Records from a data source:
────────────────

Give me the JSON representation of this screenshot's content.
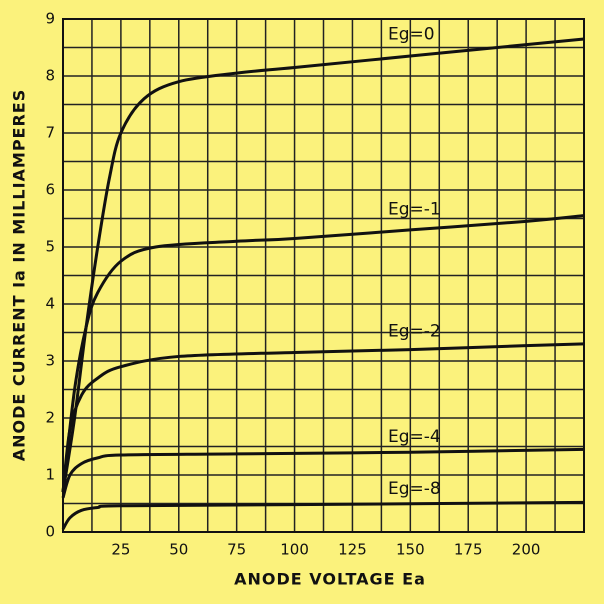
{
  "chart_data": {
    "type": "line",
    "x_label": "ANODE VOLTAGE Ea",
    "y_label": "ANODE CURRENT Ia IN MILLIAMPERES",
    "xlim": [
      0,
      225
    ],
    "ylim": [
      0,
      9
    ],
    "xticks": [
      25,
      50,
      75,
      100,
      125,
      150,
      175,
      200
    ],
    "yticks": [
      0,
      1,
      2,
      3,
      4,
      5,
      6,
      7,
      8,
      9
    ],
    "x_minor_ticks": [
      12.5,
      37.5,
      62.5,
      87.5,
      112.5,
      137.5,
      162.5,
      187.5,
      212.5
    ],
    "y_minor_ticks": [
      0.5,
      1.5,
      2.5,
      3.5,
      4.5,
      5.5,
      6.5,
      7.5,
      8.5
    ],
    "grid": true,
    "color": "#111111",
    "series": [
      {
        "name": "Eg=0",
        "x": [
          0,
          5,
          10,
          15,
          20,
          25,
          35,
          50,
          75,
          100,
          150,
          200,
          225
        ],
        "values": [
          0.7,
          2,
          3.6,
          5,
          6.2,
          7,
          7.6,
          7.9,
          8.05,
          8.15,
          8.35,
          8.55,
          8.65
        ]
      },
      {
        "name": "Eg=-1",
        "x": [
          0,
          5,
          10,
          15,
          25,
          40,
          75,
          100,
          150,
          200,
          225
        ],
        "values": [
          0.7,
          2.5,
          3.6,
          4.2,
          4.75,
          5.0,
          5.1,
          5.15,
          5.3,
          5.45,
          5.55
        ]
      },
      {
        "name": "Eg=-2",
        "x": [
          0,
          3,
          8,
          15,
          25,
          50,
          100,
          150,
          200,
          225
        ],
        "values": [
          0.7,
          1.8,
          2.4,
          2.7,
          2.9,
          3.08,
          3.15,
          3.2,
          3.27,
          3.3
        ]
      },
      {
        "name": "Eg=-4",
        "x": [
          0,
          3,
          8,
          15,
          25,
          75,
          150,
          225
        ],
        "values": [
          0.6,
          1.0,
          1.2,
          1.3,
          1.35,
          1.37,
          1.4,
          1.45
        ]
      },
      {
        "name": "Eg=-8",
        "x": [
          0,
          3,
          8,
          15,
          25,
          100,
          225
        ],
        "values": [
          0.05,
          0.25,
          0.38,
          0.43,
          0.46,
          0.48,
          0.52
        ]
      }
    ]
  }
}
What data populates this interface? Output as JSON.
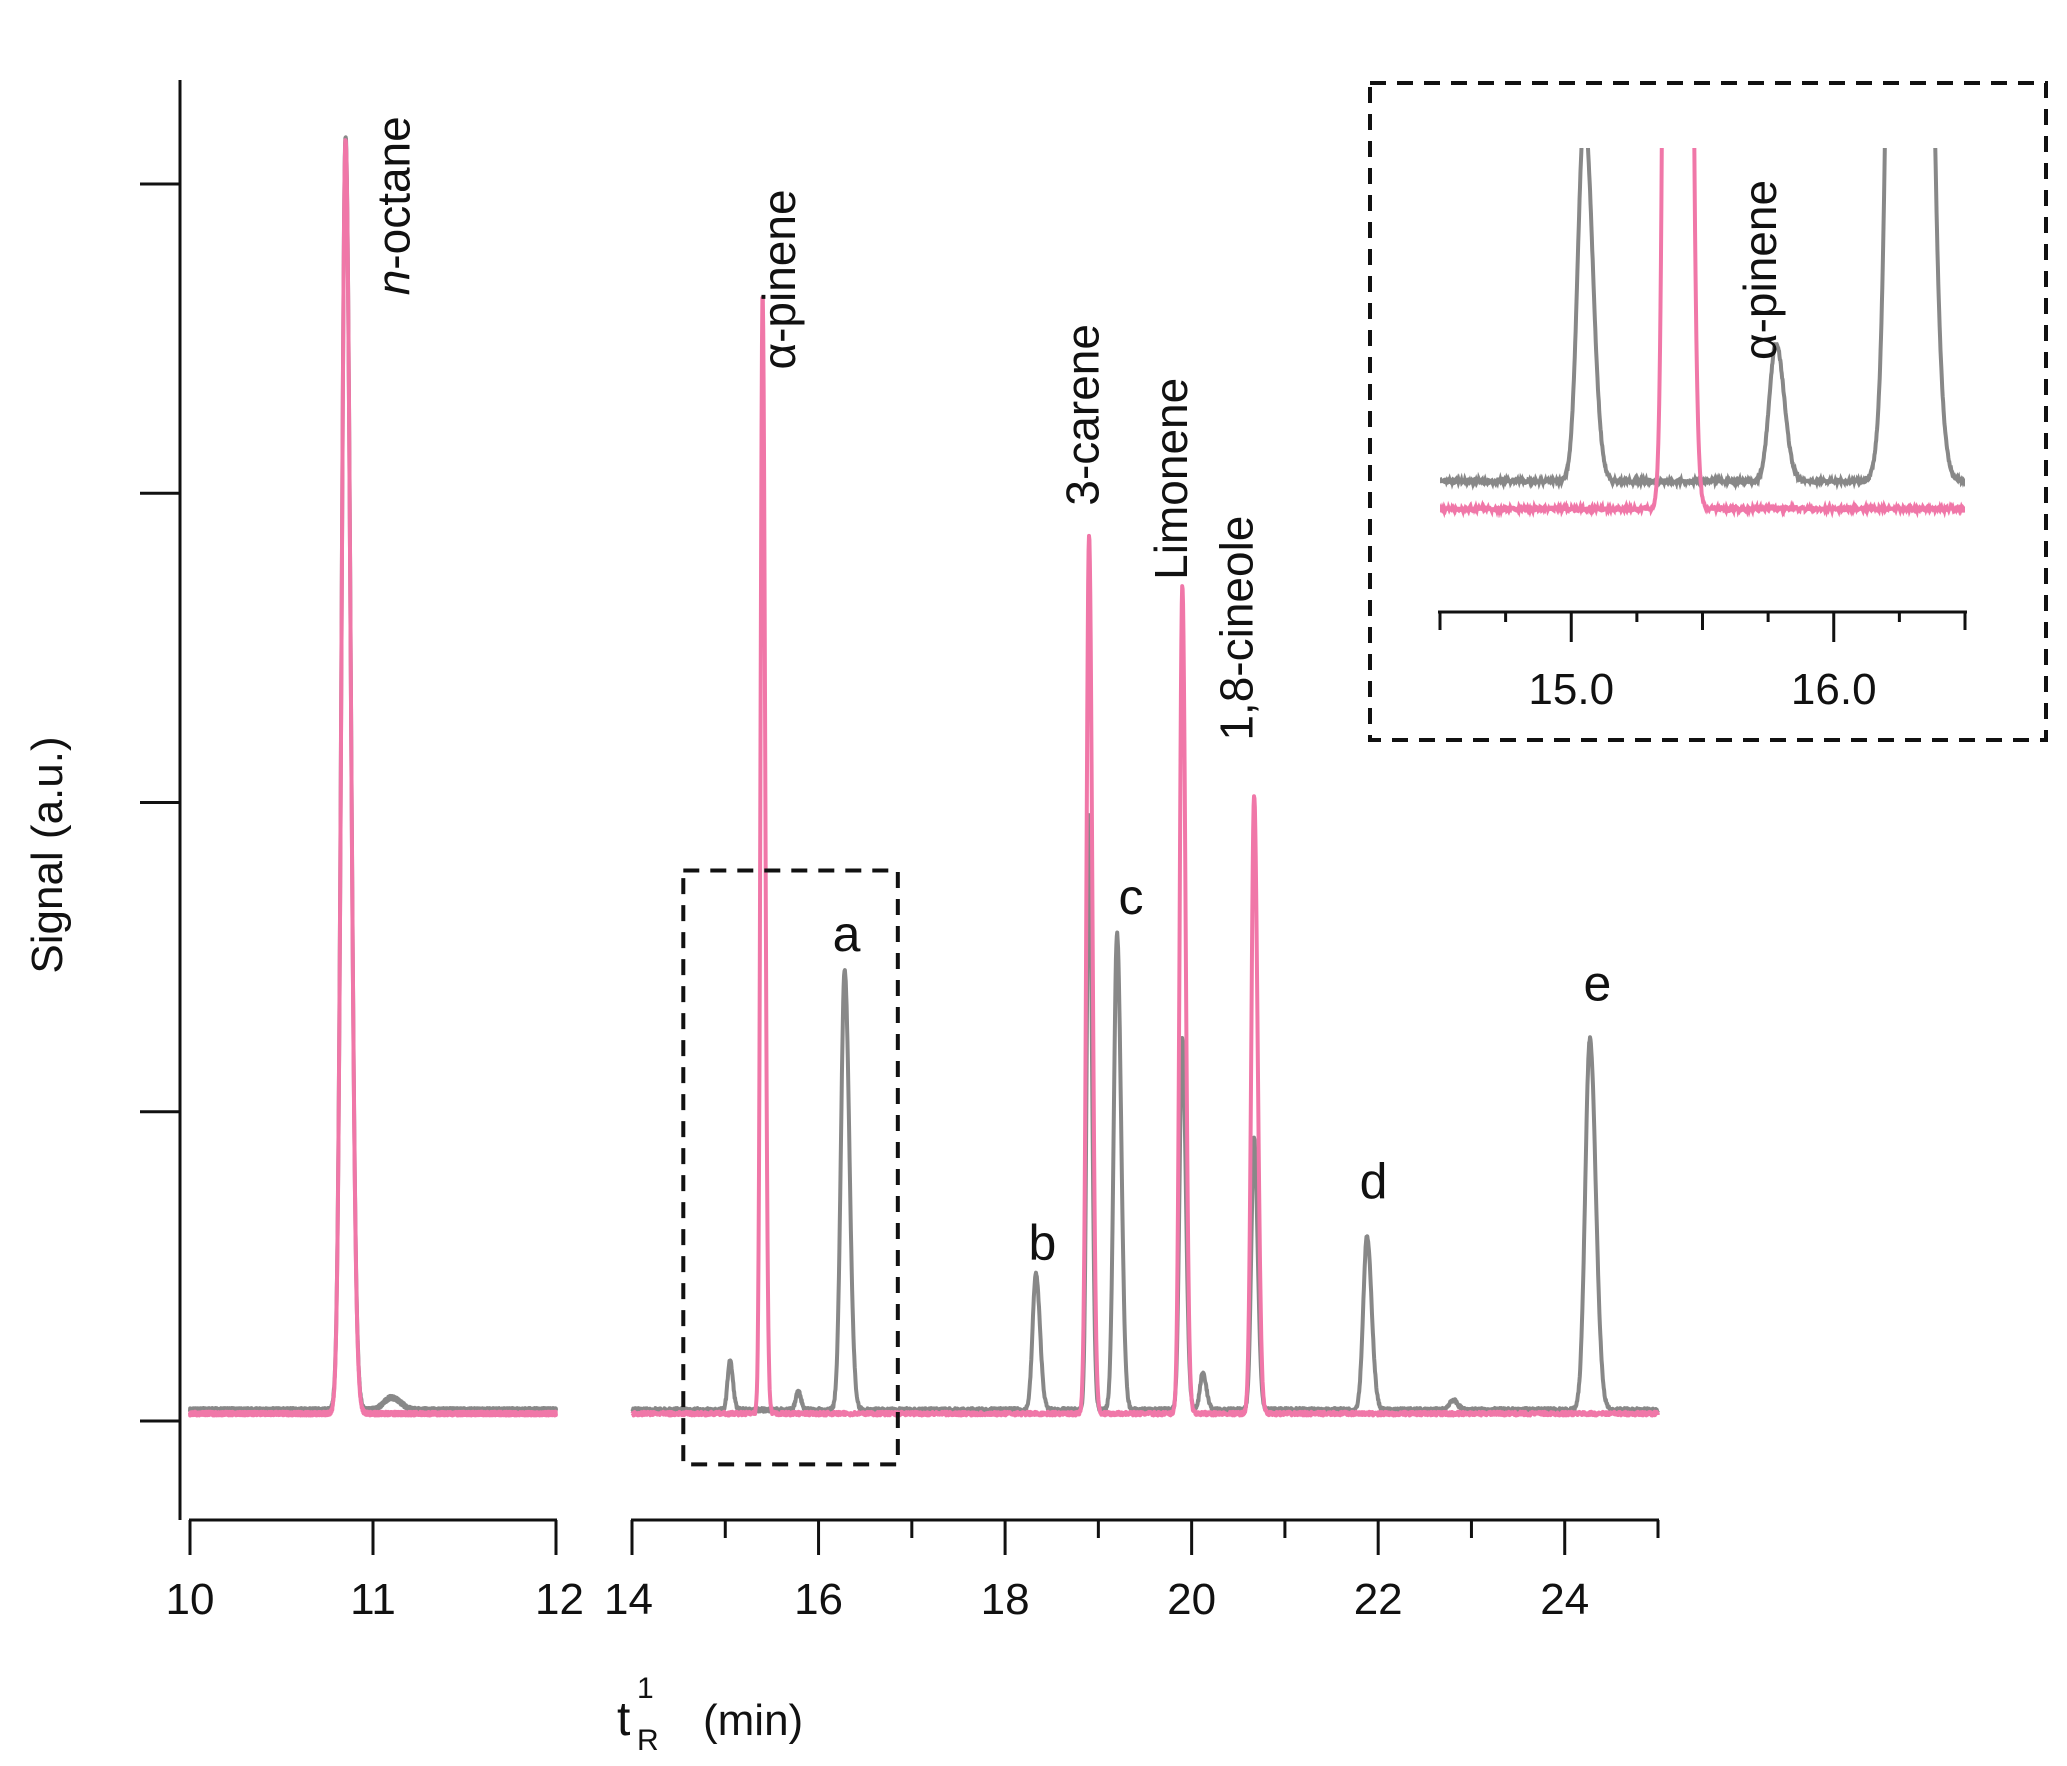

────────────────

### Stated problem
Exclude the pictures, and transcribe all of the material exactly.

### Finished task
Give me the JSON representation of this screenshot's content.
{
  "chart_data": {
    "type": "line",
    "x_label": "ANODE VOLTAGE Ea",
    "y_label": "ANODE CURRENT Ia IN MILLIAMPERES",
    "xlim": [
      0,
      225
    ],
    "ylim": [
      0,
      9
    ],
    "xticks": [
      25,
      50,
      75,
      100,
      125,
      150,
      175,
      200
    ],
    "yticks": [
      0,
      1,
      2,
      3,
      4,
      5,
      6,
      7,
      8,
      9
    ],
    "x_minor_ticks": [
      12.5,
      37.5,
      62.5,
      87.5,
      112.5,
      137.5,
      162.5,
      187.5,
      212.5
    ],
    "y_minor_ticks": [
      0.5,
      1.5,
      2.5,
      3.5,
      4.5,
      5.5,
      6.5,
      7.5,
      8.5
    ],
    "grid": true,
    "color": "#111111",
    "series": [
      {
        "name": "Eg=0",
        "x": [
          0,
          5,
          10,
          15,
          20,
          25,
          35,
          50,
          75,
          100,
          150,
          200,
          225
        ],
        "values": [
          0.7,
          2,
          3.6,
          5,
          6.2,
          7,
          7.6,
          7.9,
          8.05,
          8.15,
          8.35,
          8.55,
          8.65
        ]
      },
      {
        "name": "Eg=-1",
        "x": [
          0,
          5,
          10,
          15,
          25,
          40,
          75,
          100,
          150,
          200,
          225
        ],
        "values": [
          0.7,
          2.5,
          3.6,
          4.2,
          4.75,
          5.0,
          5.1,
          5.15,
          5.3,
          5.45,
          5.55
        ]
      },
      {
        "name": "Eg=-2",
        "x": [
          0,
          3,
          8,
          15,
          25,
          50,
          100,
          150,
          200,
          225
        ],
        "values": [
          0.7,
          1.8,
          2.4,
          2.7,
          2.9,
          3.08,
          3.15,
          3.2,
          3.27,
          3.3
        ]
      },
      {
        "name": "Eg=-4",
        "x": [
          0,
          3,
          8,
          15,
          25,
          75,
          150,
          225
        ],
        "values": [
          0.6,
          1.0,
          1.2,
          1.3,
          1.35,
          1.37,
          1.4,
          1.45
        ]
      },
      {
        "name": "Eg=-8",
        "x": [
          0,
          3,
          8,
          15,
          25,
          100,
          225
        ],
        "values": [
          0.05,
          0.25,
          0.38,
          0.43,
          0.46,
          0.48,
          0.52
        ]
      }
    ]
  }
}
What data populates this interface? Output as JSON.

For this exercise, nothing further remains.